Every record should be repeated exactly, except that pictures are left out.

(Dataset entries on figures)
·····

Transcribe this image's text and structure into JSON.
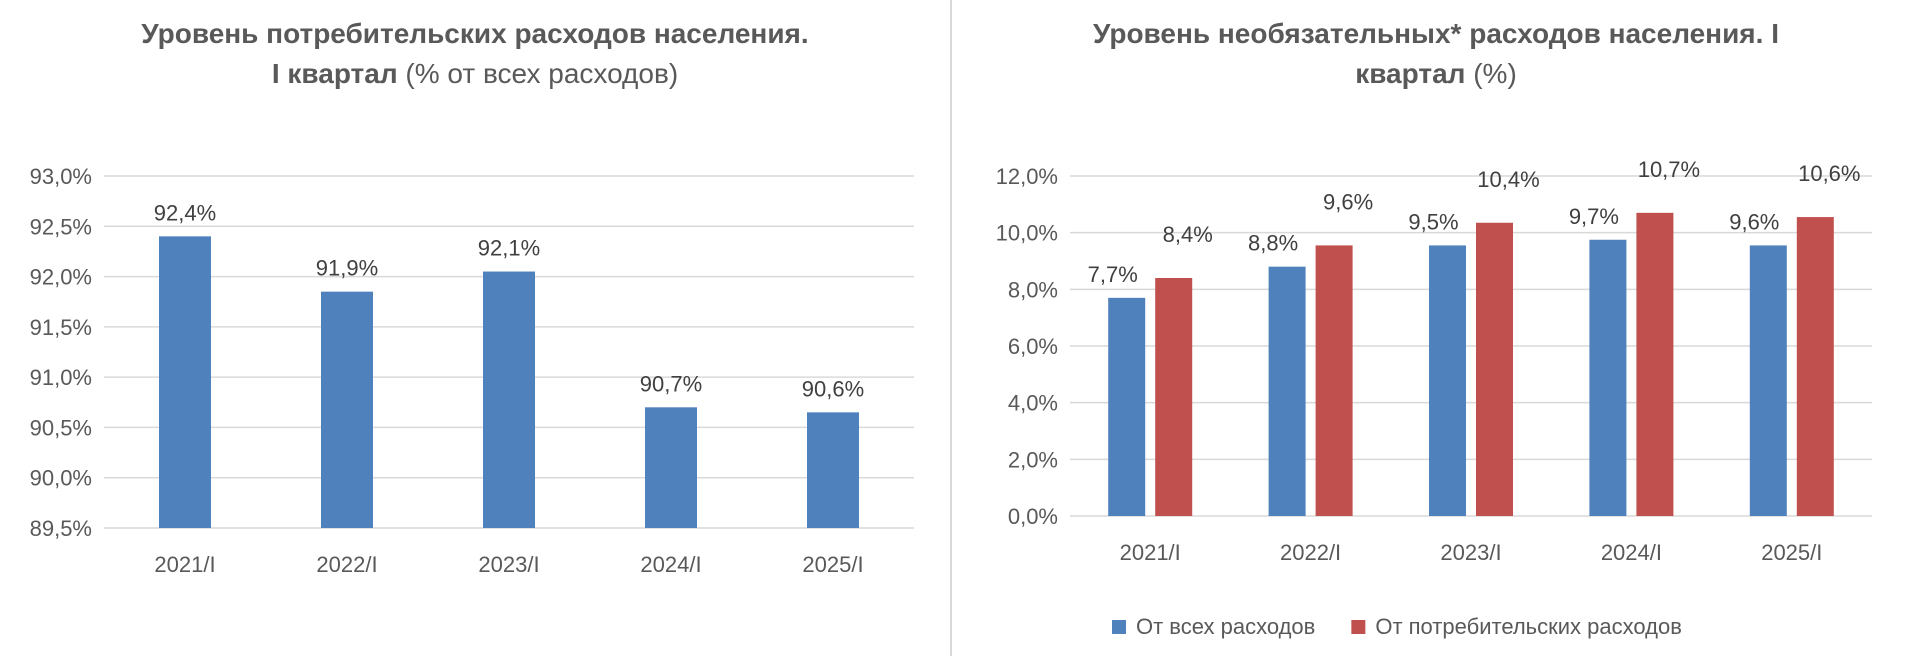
{
  "chart_data": [
    {
      "type": "bar",
      "title_bold": "Уровень потребительских расходов населения.",
      "title_bold2": "I квартал",
      "title_normal": "(% от всех расходов)",
      "categories": [
        "2021/I",
        "2022/I",
        "2023/I",
        "2024/I",
        "2025/I"
      ],
      "series": [
        {
          "values": [
            92.4,
            91.85,
            92.05,
            90.7,
            90.65
          ],
          "labels": [
            "92,4%",
            "91,9%",
            "92,1%",
            "90,7%",
            "90,6%"
          ],
          "color": "#4f81bd"
        }
      ],
      "ylim": [
        89.5,
        93.0
      ],
      "yticks": [
        "89,5%",
        "90,0%",
        "90,5%",
        "91,0%",
        "91,5%",
        "92,0%",
        "92,5%",
        "93,0%"
      ],
      "grid": true,
      "legend": "none"
    },
    {
      "type": "bar",
      "title_bold": "Уровень необязательных* расходов населения. I",
      "title_bold2": "квартал",
      "title_normal": "(%)",
      "categories": [
        "2021/I",
        "2022/I",
        "2023/I",
        "2024/I",
        "2025/I"
      ],
      "series": [
        {
          "name": "От всех расходов",
          "values": [
            7.7,
            8.8,
            9.55,
            9.75,
            9.55
          ],
          "labels": [
            "7,7%",
            "8,8%",
            "9,5%",
            "9,7%",
            "9,6%"
          ],
          "color": "#4f81bd"
        },
        {
          "name": "От потребительских расходов",
          "values": [
            8.4,
            9.55,
            10.35,
            10.7,
            10.55
          ],
          "labels": [
            "8,4%",
            "9,6%",
            "10,4%",
            "10,7%",
            "10,6%"
          ],
          "color": "#c0504d"
        }
      ],
      "ylim": [
        0,
        12
      ],
      "yticks": [
        "0,0%",
        "2,0%",
        "4,0%",
        "6,0%",
        "8,0%",
        "10,0%",
        "12,0%"
      ],
      "grid": true,
      "legend": "bottom"
    }
  ]
}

·····

#### Expected answer:
Transcribe this image's text and structure into JSON.
{
  "chart_data": [
    {
      "type": "bar",
      "title_bold": "Уровень потребительских расходов населения.",
      "title_bold2": "I квартал",
      "title_normal": "(% от всех расходов)",
      "categories": [
        "2021/I",
        "2022/I",
        "2023/I",
        "2024/I",
        "2025/I"
      ],
      "series": [
        {
          "values": [
            92.4,
            91.85,
            92.05,
            90.7,
            90.65
          ],
          "labels": [
            "92,4%",
            "91,9%",
            "92,1%",
            "90,7%",
            "90,6%"
          ],
          "color": "#4f81bd"
        }
      ],
      "ylim": [
        89.5,
        93.0
      ],
      "yticks": [
        "89,5%",
        "90,0%",
        "90,5%",
        "91,0%",
        "91,5%",
        "92,0%",
        "92,5%",
        "93,0%"
      ],
      "grid": true,
      "legend": "none"
    },
    {
      "type": "bar",
      "title_bold": "Уровень необязательных* расходов населения. I",
      "title_bold2": "квартал",
      "title_normal": "(%)",
      "categories": [
        "2021/I",
        "2022/I",
        "2023/I",
        "2024/I",
        "2025/I"
      ],
      "series": [
        {
          "name": "От всех расходов",
          "values": [
            7.7,
            8.8,
            9.55,
            9.75,
            9.55
          ],
          "labels": [
            "7,7%",
            "8,8%",
            "9,5%",
            "9,7%",
            "9,6%"
          ],
          "color": "#4f81bd"
        },
        {
          "name": "От потребительских расходов",
          "values": [
            8.4,
            9.55,
            10.35,
            10.7,
            10.55
          ],
          "labels": [
            "8,4%",
            "9,6%",
            "10,4%",
            "10,7%",
            "10,6%"
          ],
          "color": "#c0504d"
        }
      ],
      "ylim": [
        0,
        12
      ],
      "yticks": [
        "0,0%",
        "2,0%",
        "4,0%",
        "6,0%",
        "8,0%",
        "10,0%",
        "12,0%"
      ],
      "grid": true,
      "legend": "bottom"
    }
  ]
}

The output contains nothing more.